Given request:
In the listing, from the first line through the line with "- x-tick-label: 400: [1044, 538, 1070, 558]", change "point" to "marker" wherever it occurs and leave everything else as it is.

Records from a data source:
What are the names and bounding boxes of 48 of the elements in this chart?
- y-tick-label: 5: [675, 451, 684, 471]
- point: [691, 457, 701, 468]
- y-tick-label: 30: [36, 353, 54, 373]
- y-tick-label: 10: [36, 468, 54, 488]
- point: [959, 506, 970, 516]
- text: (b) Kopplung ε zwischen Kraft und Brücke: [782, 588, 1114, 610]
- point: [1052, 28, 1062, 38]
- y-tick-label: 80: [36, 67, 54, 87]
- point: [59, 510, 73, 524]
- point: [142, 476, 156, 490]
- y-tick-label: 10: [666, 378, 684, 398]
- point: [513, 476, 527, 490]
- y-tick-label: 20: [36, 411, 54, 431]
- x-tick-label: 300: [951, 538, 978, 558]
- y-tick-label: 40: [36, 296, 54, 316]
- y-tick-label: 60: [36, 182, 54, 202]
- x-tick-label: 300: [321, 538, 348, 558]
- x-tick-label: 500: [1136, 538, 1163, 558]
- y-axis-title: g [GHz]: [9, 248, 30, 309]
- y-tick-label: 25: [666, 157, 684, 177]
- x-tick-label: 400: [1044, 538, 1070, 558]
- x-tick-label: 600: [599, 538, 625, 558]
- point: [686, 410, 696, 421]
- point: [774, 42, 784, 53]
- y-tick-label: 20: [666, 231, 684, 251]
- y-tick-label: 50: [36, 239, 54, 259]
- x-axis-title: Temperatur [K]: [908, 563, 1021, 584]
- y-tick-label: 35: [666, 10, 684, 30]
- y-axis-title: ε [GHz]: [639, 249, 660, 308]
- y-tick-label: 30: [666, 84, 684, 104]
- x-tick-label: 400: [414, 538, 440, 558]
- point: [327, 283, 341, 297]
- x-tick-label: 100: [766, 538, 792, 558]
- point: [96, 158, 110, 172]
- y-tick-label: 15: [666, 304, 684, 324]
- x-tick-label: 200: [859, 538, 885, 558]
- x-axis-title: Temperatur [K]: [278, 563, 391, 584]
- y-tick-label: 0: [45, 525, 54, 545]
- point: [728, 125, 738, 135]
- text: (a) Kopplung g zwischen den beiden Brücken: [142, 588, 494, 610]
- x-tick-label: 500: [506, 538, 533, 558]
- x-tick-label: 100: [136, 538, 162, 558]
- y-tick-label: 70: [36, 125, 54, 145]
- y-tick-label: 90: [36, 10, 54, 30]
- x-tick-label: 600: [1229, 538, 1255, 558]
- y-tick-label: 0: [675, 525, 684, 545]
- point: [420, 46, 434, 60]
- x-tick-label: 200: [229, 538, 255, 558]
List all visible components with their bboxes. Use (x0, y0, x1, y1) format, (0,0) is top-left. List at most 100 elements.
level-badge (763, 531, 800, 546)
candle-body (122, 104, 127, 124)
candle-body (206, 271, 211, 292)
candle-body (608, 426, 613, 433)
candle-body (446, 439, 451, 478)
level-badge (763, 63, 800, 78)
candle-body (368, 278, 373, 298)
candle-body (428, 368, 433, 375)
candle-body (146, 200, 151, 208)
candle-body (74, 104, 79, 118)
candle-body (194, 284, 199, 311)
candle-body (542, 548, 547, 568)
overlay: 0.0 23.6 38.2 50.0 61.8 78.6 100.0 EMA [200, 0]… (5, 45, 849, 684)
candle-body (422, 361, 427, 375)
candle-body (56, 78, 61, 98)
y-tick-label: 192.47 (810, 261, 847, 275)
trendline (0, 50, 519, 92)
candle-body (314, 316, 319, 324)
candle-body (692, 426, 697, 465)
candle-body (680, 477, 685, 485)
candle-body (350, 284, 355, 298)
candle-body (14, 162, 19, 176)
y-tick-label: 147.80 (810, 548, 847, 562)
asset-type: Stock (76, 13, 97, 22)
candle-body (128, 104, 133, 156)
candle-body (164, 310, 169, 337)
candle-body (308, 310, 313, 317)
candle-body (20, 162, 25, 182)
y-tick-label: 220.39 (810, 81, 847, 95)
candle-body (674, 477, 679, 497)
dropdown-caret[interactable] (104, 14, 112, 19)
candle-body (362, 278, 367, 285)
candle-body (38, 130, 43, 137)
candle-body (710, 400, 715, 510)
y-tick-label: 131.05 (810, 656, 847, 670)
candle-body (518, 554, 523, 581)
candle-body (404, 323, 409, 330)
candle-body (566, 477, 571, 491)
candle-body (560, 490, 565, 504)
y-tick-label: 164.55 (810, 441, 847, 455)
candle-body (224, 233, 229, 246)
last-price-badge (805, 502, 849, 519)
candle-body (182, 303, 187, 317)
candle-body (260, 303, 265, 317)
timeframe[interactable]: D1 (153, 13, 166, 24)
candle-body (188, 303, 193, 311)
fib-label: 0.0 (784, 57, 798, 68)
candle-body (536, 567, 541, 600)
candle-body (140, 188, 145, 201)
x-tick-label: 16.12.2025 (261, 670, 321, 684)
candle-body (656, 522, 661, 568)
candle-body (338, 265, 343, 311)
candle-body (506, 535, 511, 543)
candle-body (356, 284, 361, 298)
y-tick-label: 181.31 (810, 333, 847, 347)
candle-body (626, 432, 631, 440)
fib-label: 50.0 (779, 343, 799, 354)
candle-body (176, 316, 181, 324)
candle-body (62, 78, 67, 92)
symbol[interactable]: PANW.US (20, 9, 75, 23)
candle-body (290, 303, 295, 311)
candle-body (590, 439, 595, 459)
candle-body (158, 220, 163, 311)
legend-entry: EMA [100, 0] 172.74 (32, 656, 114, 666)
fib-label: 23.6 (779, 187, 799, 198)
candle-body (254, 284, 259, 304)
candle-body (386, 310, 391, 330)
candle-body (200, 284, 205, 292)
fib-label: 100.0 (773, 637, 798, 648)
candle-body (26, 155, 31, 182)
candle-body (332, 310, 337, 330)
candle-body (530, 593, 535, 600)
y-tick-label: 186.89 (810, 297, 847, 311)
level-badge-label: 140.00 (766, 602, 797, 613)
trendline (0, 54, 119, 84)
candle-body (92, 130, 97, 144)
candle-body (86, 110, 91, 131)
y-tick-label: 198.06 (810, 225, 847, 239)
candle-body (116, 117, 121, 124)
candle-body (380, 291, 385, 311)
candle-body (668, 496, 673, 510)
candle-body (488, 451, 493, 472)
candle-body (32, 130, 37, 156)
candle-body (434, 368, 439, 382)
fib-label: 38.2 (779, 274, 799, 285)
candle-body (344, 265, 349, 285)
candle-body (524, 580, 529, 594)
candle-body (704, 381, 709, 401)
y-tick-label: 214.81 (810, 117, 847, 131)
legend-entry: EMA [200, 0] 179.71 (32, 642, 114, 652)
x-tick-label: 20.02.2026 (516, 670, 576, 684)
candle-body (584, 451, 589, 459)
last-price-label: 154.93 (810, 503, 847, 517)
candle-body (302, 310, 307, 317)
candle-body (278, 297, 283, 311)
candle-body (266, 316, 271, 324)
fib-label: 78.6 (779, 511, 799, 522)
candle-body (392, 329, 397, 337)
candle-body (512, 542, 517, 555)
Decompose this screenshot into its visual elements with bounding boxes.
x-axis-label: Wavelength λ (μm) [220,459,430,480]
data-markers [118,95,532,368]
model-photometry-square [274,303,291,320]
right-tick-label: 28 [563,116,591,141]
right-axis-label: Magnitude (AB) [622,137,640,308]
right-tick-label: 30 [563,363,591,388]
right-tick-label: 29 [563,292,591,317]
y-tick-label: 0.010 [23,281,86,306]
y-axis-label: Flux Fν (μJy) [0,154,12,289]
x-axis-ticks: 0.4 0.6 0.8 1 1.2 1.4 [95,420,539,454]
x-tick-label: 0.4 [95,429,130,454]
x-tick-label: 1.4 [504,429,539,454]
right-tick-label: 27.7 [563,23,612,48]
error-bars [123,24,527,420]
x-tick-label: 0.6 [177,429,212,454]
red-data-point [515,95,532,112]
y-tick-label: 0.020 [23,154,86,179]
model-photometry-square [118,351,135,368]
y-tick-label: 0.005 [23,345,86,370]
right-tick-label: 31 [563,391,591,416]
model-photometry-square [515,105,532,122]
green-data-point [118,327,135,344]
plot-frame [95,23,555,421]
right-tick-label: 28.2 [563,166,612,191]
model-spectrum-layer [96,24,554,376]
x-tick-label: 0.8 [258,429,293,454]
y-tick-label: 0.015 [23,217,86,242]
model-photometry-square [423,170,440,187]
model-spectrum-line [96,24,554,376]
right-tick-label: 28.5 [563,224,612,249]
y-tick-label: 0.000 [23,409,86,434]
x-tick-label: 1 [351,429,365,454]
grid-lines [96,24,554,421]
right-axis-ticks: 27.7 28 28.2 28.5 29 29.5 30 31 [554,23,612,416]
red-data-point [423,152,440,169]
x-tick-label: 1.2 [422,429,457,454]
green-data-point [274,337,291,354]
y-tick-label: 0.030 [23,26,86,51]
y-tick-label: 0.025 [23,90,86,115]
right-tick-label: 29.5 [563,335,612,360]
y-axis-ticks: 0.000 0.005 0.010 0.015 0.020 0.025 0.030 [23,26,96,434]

Result:
What are the names and bounding boxes of 48 of the elements in this chart?
- y-tick-label: 5: [675, 451, 684, 471]
- marker: [691, 457, 701, 468]
- y-tick-label: 30: [36, 353, 54, 373]
- y-tick-label: 10: [36, 468, 54, 488]
- marker: [959, 506, 970, 516]
- text: (b) Kopplung ε zwischen Kraft und Brücke: [782, 588, 1114, 610]
- marker: [1052, 28, 1062, 38]
- y-tick-label: 80: [36, 67, 54, 87]
- marker: [59, 510, 73, 524]
- marker: [142, 476, 156, 490]
- y-tick-label: 10: [666, 378, 684, 398]
- marker: [513, 476, 527, 490]
- y-tick-label: 20: [36, 411, 54, 431]
- x-tick-label: 300: [951, 538, 978, 558]
- y-tick-label: 40: [36, 296, 54, 316]
- y-tick-label: 60: [36, 182, 54, 202]
- x-tick-label: 300: [321, 538, 348, 558]
- x-tick-label: 500: [1136, 538, 1163, 558]
- y-axis-title: g [GHz]: [9, 248, 30, 309]
- y-tick-label: 25: [666, 157, 684, 177]
- x-tick-label: 400: [1044, 538, 1070, 558]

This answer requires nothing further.